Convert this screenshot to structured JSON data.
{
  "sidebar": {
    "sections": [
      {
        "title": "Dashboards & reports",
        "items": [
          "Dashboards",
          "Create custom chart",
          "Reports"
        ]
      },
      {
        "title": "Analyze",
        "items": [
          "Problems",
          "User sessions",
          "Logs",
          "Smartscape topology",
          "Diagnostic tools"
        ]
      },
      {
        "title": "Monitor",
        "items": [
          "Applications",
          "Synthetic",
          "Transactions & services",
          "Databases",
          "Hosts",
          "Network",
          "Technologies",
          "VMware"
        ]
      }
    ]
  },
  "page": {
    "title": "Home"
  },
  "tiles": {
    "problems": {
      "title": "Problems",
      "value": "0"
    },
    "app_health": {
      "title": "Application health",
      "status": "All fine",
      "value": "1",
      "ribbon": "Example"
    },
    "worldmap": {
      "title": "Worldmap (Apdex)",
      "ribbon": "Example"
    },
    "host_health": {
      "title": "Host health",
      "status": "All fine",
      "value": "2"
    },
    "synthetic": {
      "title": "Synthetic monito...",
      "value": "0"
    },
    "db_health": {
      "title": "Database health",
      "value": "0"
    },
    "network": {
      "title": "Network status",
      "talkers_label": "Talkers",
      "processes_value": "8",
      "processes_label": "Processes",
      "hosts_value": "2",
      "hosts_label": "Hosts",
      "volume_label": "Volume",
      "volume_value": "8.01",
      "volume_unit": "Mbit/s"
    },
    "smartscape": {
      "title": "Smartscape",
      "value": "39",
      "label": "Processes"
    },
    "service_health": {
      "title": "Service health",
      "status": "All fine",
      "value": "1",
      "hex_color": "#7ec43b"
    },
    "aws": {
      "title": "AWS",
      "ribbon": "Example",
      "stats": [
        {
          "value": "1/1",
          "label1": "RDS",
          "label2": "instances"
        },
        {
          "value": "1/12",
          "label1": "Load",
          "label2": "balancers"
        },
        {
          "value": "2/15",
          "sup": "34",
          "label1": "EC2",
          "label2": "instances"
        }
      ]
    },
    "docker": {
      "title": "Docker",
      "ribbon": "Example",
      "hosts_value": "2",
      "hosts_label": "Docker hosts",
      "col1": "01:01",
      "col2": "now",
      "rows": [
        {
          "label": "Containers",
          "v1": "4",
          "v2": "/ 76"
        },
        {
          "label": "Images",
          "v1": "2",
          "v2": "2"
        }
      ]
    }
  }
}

== WHAT THIS TASK INVOLVES ==
Take the material above and return all of it exactly.

== OUTPUT FOR THIS TASK ==
Convert this screenshot to structured JSON data.
{
  "sidebar": {
    "sections": [
      {
        "title": "Dashboards & reports",
        "items": [
          "Dashboards",
          "Create custom chart",
          "Reports"
        ]
      },
      {
        "title": "Analyze",
        "items": [
          "Problems",
          "User sessions",
          "Logs",
          "Smartscape topology",
          "Diagnostic tools"
        ]
      },
      {
        "title": "Monitor",
        "items": [
          "Applications",
          "Synthetic",
          "Transactions & services",
          "Databases",
          "Hosts",
          "Network",
          "Technologies",
          "VMware"
        ]
      }
    ]
  },
  "page": {
    "title": "Home"
  },
  "tiles": {
    "problems": {
      "title": "Problems",
      "value": "0"
    },
    "app_health": {
      "title": "Application health",
      "status": "All fine",
      "value": "1",
      "ribbon": "Example"
    },
    "worldmap": {
      "title": "Worldmap (Apdex)",
      "ribbon": "Example"
    },
    "host_health": {
      "title": "Host health",
      "status": "All fine",
      "value": "2"
    },
    "synthetic": {
      "title": "Synthetic monito...",
      "value": "0"
    },
    "db_health": {
      "title": "Database health",
      "value": "0"
    },
    "network": {
      "title": "Network status",
      "talkers_label": "Talkers",
      "processes_value": "8",
      "processes_label": "Processes",
      "hosts_value": "2",
      "hosts_label": "Hosts",
      "volume_label": "Volume",
      "volume_value": "8.01",
      "volume_unit": "Mbit/s"
    },
    "smartscape": {
      "title": "Smartscape",
      "value": "39",
      "label": "Processes"
    },
    "service_health": {
      "title": "Service health",
      "status": "All fine",
      "value": "1",
      "hex_color": "#7ec43b"
    },
    "aws": {
      "title": "AWS",
      "ribbon": "Example",
      "stats": [
        {
          "value": "1/1",
          "label1": "RDS",
          "label2": "instances"
        },
        {
          "value": "1/12",
          "label1": "Load",
          "label2": "balancers"
        },
        {
          "value": "2/15",
          "sup": "34",
          "label1": "EC2",
          "label2": "instances"
        }
      ]
    },
    "docker": {
      "title": "Docker",
      "ribbon": "Example",
      "hosts_value": "2",
      "hosts_label": "Docker hosts",
      "col1": "01:01",
      "col2": "now",
      "rows": [
        {
          "label": "Containers",
          "v1": "4",
          "v2": "/ 76"
        },
        {
          "label": "Images",
          "v1": "2",
          "v2": "2"
        }
      ]
    }
  }
}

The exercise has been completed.